#### Objective 1
Please edit the records between the lines holding "welcome-or: or [1375,10,1393,31]" and "uk-flag-icon [1254,135,1274,149]", inclusive, so that "US Dollar" becomes "Euro", with everything else left unchanged.

#### Supplied passage
▶

Please advise on what we should be doing differently. We are very open to constructive criticism.


----------



## deadheadskier (Jan 18, 2010)

PortSports Social Club said:


> Please advise on what we should be doing differently. We are very open to constructive criticism.



If your only purpose in posting is to 'advertise' your organization, then you should be forming an advertising partnership with Greg.

Just going onto forums and broadcasting your business is SPAM.  People get annoyed by that sort of thing.


----------



## WJenness (Jan 18, 2010)

Agree with deadhead.

It would be different if you were a participant in the forums on a regular basis for reasons other than promoting your trips (see: KingM, who is a little different because he actually does pay greg for advertisements )...

By posting in the manner you have, it basically looks like you're trying to get 'free advertising' without contributing anything to the community.

-w


----------



## PortSports Social Club (Jan 18, 2010)

We have already been informed about this and Greg has spoken to us about it. Is there a difference between us and anyone else posting about a trip? We are not profiting from these trips.


----------



## wa-loaf (Jan 18, 2010)

PortSports Social Club said:


> We have already been informed about this and Greg has spoken to us about it. Is there a difference between us and anyone else posting about a trip? We are not profiting from these trips.



1. It would have been a good idea to come in and introduce yourselves first.
2. The trips forum is for meet-ups not organized tours (non-profit or not).
3. There's been quite a bit of spam lately disguised as member posts, so people are sensitive.
3. Sounds like you are doing a good thing for the Portland area. Just change your approach a little and talk to the site owners before posting stuff. If you are surprised by our reaction go try it at TGR.


----------

◀

#### Objective 2
Answer these questions from the forum thread:
(a) Whom does deadheadskier say the club should form an advertising partnership with?
(b) Which forum participant does WJenness name as one who actually pays for advertisements?
(c) According to wa-loaf, what is the trips forum for?

#### Data for this exercise
▶

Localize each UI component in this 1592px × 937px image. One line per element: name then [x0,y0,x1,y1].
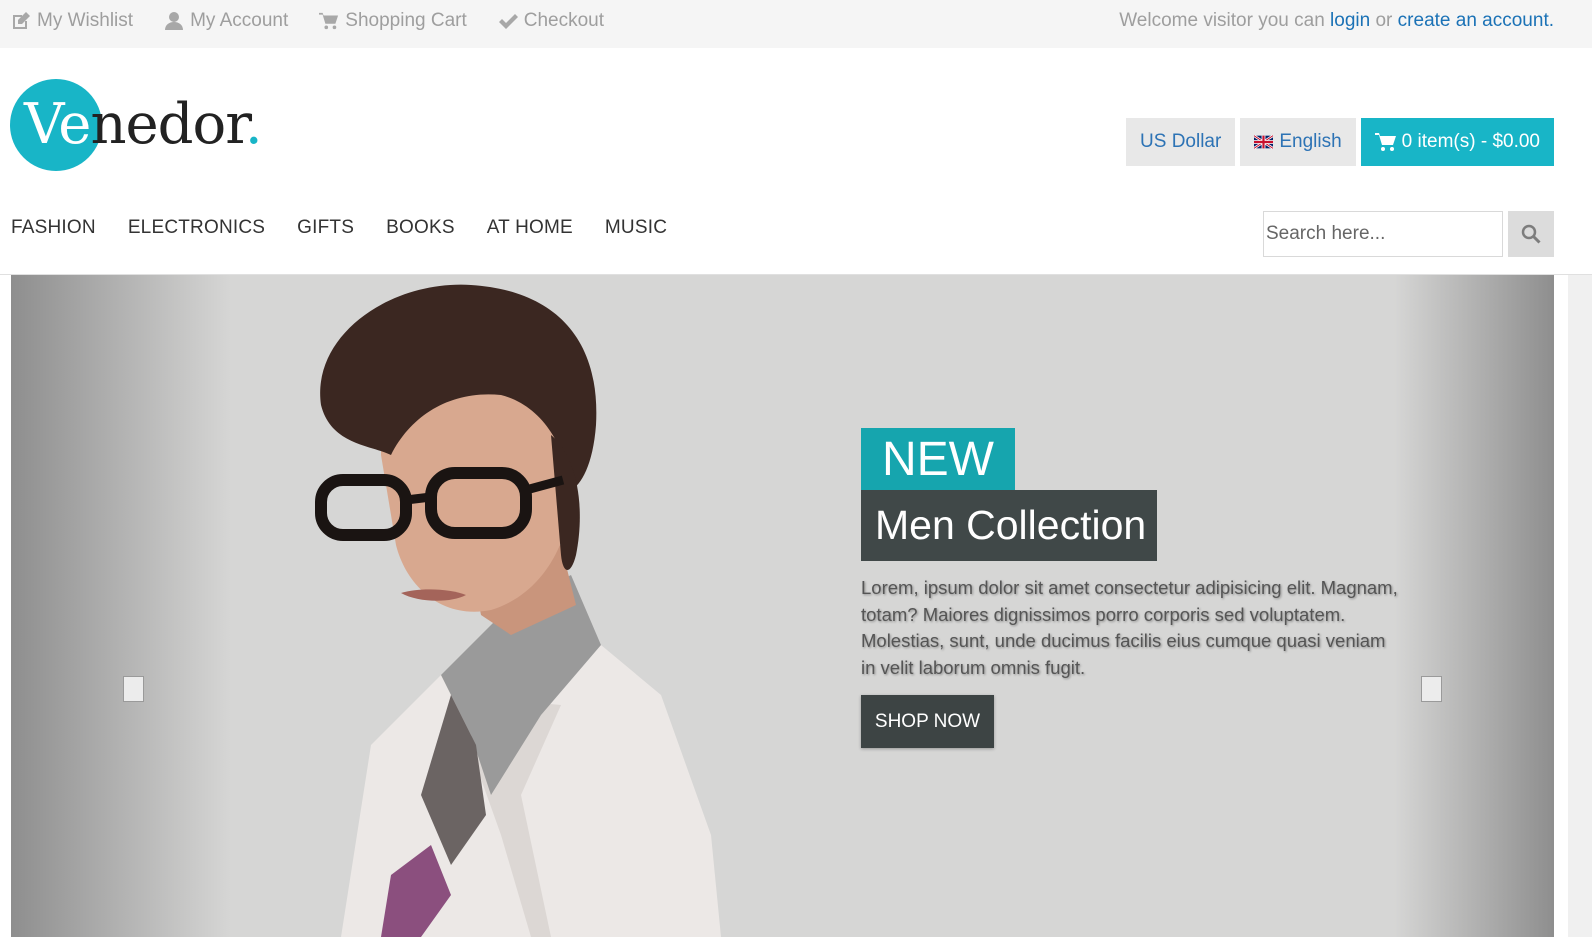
welcome-or: or [1375,10,1393,31]
currency-label: US Dollar [1140,131,1222,152]
slider-next-arrow[interactable] [1421,676,1442,702]
create-account-link[interactable]: create an account. [1398,10,1554,31]
cart-icon [319,12,339,30]
shopping-cart-label: Shopping Cart [345,10,467,31]
check-icon [498,14,518,29]
logo-text-prefix: Ve [24,92,91,157]
shop-now-button[interactable]: SHOP NOW [861,695,994,748]
account-link[interactable]: My Account [164,10,288,32]
hero-shade-right [1394,275,1554,937]
edit-icon [13,12,30,29]
user-icon [165,12,184,30]
hero-slider: NEW Men Collection Lorem, ipsum dolor si… [11,275,1554,937]
hero-title: Men Collection [861,490,1157,561]
shopping-cart-link[interactable]: Shopping Cart [319,10,467,32]
checkout-link[interactable]: Checkout [498,10,604,32]
nav-item-at-home[interactable]: AT HOME [487,217,573,239]
welcome-prefix: Welcome visitor you can [1119,10,1325,31]
search-button[interactable] [1508,211,1554,257]
hero-badge: NEW [861,428,1015,490]
account-label: My Account [190,10,289,31]
main-nav: FASHION ELECTRONICS GIFTS BOOKS AT HOME … [11,217,667,239]
cart-summary: 0 item(s) - $0.00 [1401,131,1540,152]
site-logo[interactable]: Venedor. [10,78,270,173]
nav-item-gifts[interactable]: GIFTS [297,217,354,239]
logo-text-rest: nedor [90,92,245,157]
hero-description: Lorem, ipsum dolor sit amet consectetur … [861,577,1398,678]
language-label: English [1279,131,1342,152]
welcome-message: Welcome visitor you can login or create … [1119,10,1554,32]
checkout-label: Checkout [523,10,605,31]
login-link[interactable]: login [1330,10,1370,31]
nav-item-music[interactable]: MUSIC [605,217,667,239]
uk-flag-icon [1254,135,1274,149]
hero-model-image [315,284,721,937]
nav-item-fashion[interactable]: FASHION [11,217,96,239]
top-bar: My Wishlist My Account Shopping Cart Che… [0,0,1592,48]
page-scrollbar[interactable] [1568,275,1592,937]
wishlist-label: My Wishlist [37,10,134,31]
top-links: My Wishlist My Account Shopping Cart Che… [11,10,604,32]
nav-item-electronics[interactable]: ELECTRONICS [128,217,265,239]
logo-wordmark: Venedor. [24,92,263,157]
header-controls: US Dollar English 0 item(s) - $0.00 [1126,118,1554,166]
search-icon [1521,224,1541,244]
language-button[interactable]: English [1240,118,1356,166]
slider-prev-arrow[interactable] [123,676,144,702]
search-input[interactable] [1263,211,1503,257]
cart-icon [1374,133,1396,151]
cart-button[interactable]: 0 item(s) - $0.00 [1360,118,1554,166]
hero-shade-left [11,275,231,937]
wishlist-link[interactable]: My Wishlist [11,10,133,32]
nav-item-books[interactable]: BOOKS [386,217,455,239]
currency-button[interactable]: US Dollar [1126,118,1236,166]
logo-dot: . [244,92,263,157]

◀

#### Correct output 1
welcome-or: or [1375,10,1393,31]
currency-label: Euro [1140,131,1222,152]
slider-next-arrow[interactable] [1421,676,1442,702]
create-account-link[interactable]: create an account. [1398,10,1554,31]
cart-icon [319,12,339,30]
shopping-cart-label: Shopping Cart [345,10,467,31]
check-icon [498,14,518,29]
logo-text-prefix: Ve [24,92,91,157]
shop-now-button[interactable]: SHOP NOW [861,695,994,748]
account-link[interactable]: My Account [164,10,288,32]
hero-shade-right [1394,275,1554,937]
edit-icon [13,12,30,29]
user-icon [165,12,184,30]
hero-slider: NEW Men Collection Lorem, ipsum dolor si… [11,275,1554,937]
hero-title: Men Collection [861,490,1157,561]
shopping-cart-link[interactable]: Shopping Cart [319,10,467,32]
checkout-link[interactable]: Checkout [498,10,604,32]
nav-item-at-home[interactable]: AT HOME [487,217,573,239]
welcome-prefix: Welcome visitor you can [1119,10,1325,31]
search-button[interactable] [1508,211,1554,257]
hero-badge: NEW [861,428,1015,490]
account-label: My Account [190,10,289,31]
main-nav: FASHION ELECTRONICS GIFTS BOOKS AT HOME … [11,217,667,239]
cart-summary: 0 item(s) - $0.00 [1401,131,1540,152]
site-logo[interactable]: Venedor. [10,78,270,173]
nav-item-gifts[interactable]: GIFTS [297,217,354,239]
logo-text-rest: nedor [90,92,245,157]
hero-description: Lorem, ipsum dolor sit amet consectetur … [861,577,1398,678]
language-label: English [1279,131,1342,152]
welcome-message: Welcome visitor you can login or create … [1119,10,1554,32]
checkout-label: Checkout [523,10,605,31]
login-link[interactable]: login [1330,10,1370,31]
nav-item-music[interactable]: MUSIC [605,217,667,239]
uk-flag-icon [1254,135,1274,149]

#### Correct output 2
(a) Greg
(b) KingM
(c) Meet-ups, not organized tours